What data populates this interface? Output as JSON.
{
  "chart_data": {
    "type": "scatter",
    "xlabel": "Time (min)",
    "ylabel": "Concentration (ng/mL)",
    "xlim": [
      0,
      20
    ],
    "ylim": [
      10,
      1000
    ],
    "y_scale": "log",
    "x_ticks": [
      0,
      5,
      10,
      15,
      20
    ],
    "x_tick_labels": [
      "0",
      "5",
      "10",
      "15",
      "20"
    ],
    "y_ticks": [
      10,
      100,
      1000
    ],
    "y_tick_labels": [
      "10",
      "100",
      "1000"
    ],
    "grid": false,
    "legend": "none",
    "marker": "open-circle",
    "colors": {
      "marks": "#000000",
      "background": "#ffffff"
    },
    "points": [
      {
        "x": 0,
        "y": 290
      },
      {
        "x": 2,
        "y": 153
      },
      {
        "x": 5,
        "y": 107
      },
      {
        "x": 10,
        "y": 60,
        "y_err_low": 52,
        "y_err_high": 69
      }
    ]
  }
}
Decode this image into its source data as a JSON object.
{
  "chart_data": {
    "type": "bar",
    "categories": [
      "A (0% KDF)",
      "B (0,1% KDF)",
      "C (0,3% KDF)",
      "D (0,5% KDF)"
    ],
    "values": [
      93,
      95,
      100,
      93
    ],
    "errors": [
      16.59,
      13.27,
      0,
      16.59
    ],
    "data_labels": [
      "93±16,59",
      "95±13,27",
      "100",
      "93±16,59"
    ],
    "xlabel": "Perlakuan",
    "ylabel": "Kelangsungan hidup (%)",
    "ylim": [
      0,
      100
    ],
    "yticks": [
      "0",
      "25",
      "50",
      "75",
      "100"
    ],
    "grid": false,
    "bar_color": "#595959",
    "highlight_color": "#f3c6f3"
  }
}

====

Set task:
Find each line with the string "ylabel" and copy it out.

Solution for this task:
    "ylabel": "Concentration (ng/mL)",
    "ylabel": "Kelangsungan hidup (%)",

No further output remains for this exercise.